:: Source material ::

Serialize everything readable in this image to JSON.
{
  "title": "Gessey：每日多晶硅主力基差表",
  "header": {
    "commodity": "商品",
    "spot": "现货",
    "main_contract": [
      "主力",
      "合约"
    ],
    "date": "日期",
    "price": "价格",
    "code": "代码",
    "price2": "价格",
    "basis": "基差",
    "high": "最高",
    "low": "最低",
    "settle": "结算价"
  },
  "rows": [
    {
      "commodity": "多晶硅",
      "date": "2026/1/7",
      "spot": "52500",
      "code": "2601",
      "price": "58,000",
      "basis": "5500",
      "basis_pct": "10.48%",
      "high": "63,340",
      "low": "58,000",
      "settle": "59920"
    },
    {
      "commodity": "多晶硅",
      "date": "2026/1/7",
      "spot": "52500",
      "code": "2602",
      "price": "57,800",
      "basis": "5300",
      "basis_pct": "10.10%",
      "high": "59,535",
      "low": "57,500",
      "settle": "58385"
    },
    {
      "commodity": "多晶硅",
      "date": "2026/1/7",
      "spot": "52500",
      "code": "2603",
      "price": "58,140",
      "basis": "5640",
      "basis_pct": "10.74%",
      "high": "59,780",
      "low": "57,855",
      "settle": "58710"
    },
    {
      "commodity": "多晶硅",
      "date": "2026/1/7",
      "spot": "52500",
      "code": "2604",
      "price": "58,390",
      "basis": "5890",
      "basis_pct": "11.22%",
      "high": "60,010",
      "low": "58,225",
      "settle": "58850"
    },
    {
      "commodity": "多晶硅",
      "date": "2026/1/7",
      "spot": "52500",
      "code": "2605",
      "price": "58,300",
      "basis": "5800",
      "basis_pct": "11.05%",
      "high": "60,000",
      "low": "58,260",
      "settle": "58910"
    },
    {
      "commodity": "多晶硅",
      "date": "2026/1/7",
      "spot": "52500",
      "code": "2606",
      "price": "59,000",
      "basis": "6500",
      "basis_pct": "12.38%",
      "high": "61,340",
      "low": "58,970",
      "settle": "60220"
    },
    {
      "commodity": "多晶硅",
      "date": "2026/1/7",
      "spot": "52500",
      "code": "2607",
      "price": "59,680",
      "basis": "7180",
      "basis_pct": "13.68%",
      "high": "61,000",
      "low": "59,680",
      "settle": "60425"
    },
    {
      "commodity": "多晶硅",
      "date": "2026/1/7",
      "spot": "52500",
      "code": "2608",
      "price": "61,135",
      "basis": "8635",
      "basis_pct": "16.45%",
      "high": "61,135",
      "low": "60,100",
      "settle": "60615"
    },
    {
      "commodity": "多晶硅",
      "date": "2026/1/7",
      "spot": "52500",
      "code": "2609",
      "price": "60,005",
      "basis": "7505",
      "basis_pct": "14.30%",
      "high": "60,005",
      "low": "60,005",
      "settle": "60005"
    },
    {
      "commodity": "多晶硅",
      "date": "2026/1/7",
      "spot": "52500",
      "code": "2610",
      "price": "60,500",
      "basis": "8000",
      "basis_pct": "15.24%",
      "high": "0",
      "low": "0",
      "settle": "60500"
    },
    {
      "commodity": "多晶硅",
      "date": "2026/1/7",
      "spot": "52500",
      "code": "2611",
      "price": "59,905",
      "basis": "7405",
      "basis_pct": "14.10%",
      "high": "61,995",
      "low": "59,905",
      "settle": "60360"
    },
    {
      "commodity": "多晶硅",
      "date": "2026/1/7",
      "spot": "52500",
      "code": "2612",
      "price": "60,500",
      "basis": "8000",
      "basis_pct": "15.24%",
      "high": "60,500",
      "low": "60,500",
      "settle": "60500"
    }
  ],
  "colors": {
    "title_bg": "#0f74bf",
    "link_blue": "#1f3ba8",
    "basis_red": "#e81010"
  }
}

:::

[Problem to work on] Please restate the data word for word, every record included.

[Solution to this problem]
Serialize everything readable in this image to JSON.
{
  "title": "Gessey：每日多晶硅主力基差表",
  "header": {
    "commodity": "商品",
    "spot": "现货",
    "main_contract": [
      "主力",
      "合约"
    ],
    "date": "日期",
    "price": "价格",
    "code": "代码",
    "price2": "价格",
    "basis": "基差",
    "high": "最高",
    "low": "最低",
    "settle": "结算价"
  },
  "rows": [
    {
      "commodity": "多晶硅",
      "date": "2026/1/7",
      "spot": "52500",
      "code": "2601",
      "price": "58,000",
      "basis": "5500",
      "basis_pct": "10.48%",
      "high": "63,340",
      "low": "58,000",
      "settle": "59920"
    },
    {
      "commodity": "多晶硅",
      "date": "2026/1/7",
      "spot": "52500",
      "code": "2602",
      "price": "57,800",
      "basis": "5300",
      "basis_pct": "10.10%",
      "high": "59,535",
      "low": "57,500",
      "settle": "58385"
    },
    {
      "commodity": "多晶硅",
      "date": "2026/1/7",
      "spot": "52500",
      "code": "2603",
      "price": "58,140",
      "basis": "5640",
      "basis_pct": "10.74%",
      "high": "59,780",
      "low": "57,855",
      "settle": "58710"
    },
    {
      "commodity": "多晶硅",
      "date": "2026/1/7",
      "spot": "52500",
      "code": "2604",
      "price": "58,390",
      "basis": "5890",
      "basis_pct": "11.22%",
      "high": "60,010",
      "low": "58,225",
      "settle": "58850"
    },
    {
      "commodity": "多晶硅",
      "date": "2026/1/7",
      "spot": "52500",
      "code": "2605",
      "price": "58,300",
      "basis": "5800",
      "basis_pct": "11.05%",
      "high": "60,000",
      "low": "58,260",
      "settle": "58910"
    },
    {
      "commodity": "多晶硅",
      "date": "2026/1/7",
      "spot": "52500",
      "code": "2606",
      "price": "59,000",
      "basis": "6500",
      "basis_pct": "12.38%",
      "high": "61,340",
      "low": "58,970",
      "settle": "60220"
    },
    {
      "commodity": "多晶硅",
      "date": "2026/1/7",
      "spot": "52500",
      "code": "2607",
      "price": "59,680",
      "basis": "7180",
      "basis_pct": "13.68%",
      "high": "61,000",
      "low": "59,680",
      "settle": "60425"
    },
    {
      "commodity": "多晶硅",
      "date": "2026/1/7",
      "spot": "52500",
      "code": "2608",
      "price": "61,135",
      "basis": "8635",
      "basis_pct": "16.45%",
      "high": "61,135",
      "low": "60,100",
      "settle": "60615"
    },
    {
      "commodity": "多晶硅",
      "date": "2026/1/7",
      "spot": "52500",
      "code": "2609",
      "price": "60,005",
      "basis": "7505",
      "basis_pct": "14.30%",
      "high": "60,005",
      "low": "60,005",
      "settle": "60005"
    },
    {
      "commodity": "多晶硅",
      "date": "2026/1/7",
      "spot": "52500",
      "code": "2610",
      "price": "60,500",
      "basis": "8000",
      "basis_pct": "15.24%",
      "high": "0",
      "low": "0",
      "settle": "60500"
    },
    {
      "commodity": "多晶硅",
      "date": "2026/1/7",
      "spot": "52500",
      "code": "2611",
      "price": "59,905",
      "basis": "7405",
      "basis_pct": "14.10%",
      "high": "61,995",
      "low": "59,905",
      "settle": "60360"
    },
    {
      "commodity": "多晶硅",
      "date": "2026/1/7",
      "spot": "52500",
      "code": "2612",
      "price": "60,500",
      "basis": "8000",
      "basis_pct": "15.24%",
      "high": "60,500",
      "low": "60,500",
      "settle": "60500"
    }
  ],
  "colors": {
    "title_bg": "#0f74bf",
    "link_blue": "#1f3ba8",
    "basis_red": "#e81010"
  }
}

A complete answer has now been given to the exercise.